[Data entries]
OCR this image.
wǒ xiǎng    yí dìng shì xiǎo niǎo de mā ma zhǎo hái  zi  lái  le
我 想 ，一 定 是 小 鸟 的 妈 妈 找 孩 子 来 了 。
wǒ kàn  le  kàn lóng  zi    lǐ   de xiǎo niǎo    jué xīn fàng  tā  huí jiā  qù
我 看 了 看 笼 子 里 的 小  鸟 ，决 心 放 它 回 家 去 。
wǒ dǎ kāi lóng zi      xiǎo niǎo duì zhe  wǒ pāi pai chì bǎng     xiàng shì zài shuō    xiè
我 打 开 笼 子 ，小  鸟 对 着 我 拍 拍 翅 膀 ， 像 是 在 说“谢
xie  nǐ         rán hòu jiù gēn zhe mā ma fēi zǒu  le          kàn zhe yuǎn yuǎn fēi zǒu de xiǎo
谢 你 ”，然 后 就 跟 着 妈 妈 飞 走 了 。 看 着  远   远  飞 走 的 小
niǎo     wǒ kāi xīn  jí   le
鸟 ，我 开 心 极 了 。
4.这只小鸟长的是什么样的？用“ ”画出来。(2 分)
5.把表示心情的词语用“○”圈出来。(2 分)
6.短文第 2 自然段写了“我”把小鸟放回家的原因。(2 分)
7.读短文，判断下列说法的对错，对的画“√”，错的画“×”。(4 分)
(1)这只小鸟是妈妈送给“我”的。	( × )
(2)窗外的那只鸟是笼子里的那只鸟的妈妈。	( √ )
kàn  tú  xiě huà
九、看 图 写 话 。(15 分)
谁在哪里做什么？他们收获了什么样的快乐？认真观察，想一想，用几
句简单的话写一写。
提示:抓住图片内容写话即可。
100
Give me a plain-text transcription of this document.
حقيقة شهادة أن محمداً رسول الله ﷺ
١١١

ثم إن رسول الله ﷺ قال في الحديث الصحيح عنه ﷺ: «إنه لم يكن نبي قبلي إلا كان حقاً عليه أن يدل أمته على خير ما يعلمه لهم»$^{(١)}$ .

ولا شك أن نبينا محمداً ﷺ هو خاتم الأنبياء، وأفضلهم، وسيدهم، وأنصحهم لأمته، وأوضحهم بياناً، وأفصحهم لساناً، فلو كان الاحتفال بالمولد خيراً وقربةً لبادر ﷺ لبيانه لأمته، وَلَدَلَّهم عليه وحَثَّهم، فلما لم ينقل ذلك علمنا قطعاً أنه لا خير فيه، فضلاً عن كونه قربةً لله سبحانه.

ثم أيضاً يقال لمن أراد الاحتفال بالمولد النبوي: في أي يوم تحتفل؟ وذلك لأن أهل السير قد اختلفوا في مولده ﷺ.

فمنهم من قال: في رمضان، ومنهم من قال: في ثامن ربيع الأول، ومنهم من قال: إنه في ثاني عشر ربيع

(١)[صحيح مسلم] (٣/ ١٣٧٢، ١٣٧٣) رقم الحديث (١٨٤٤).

◆ **Goal of the exercise**: For the records above, state how many lines include the string "this", giving the number and nothing else.

◆ **Complete output**: 2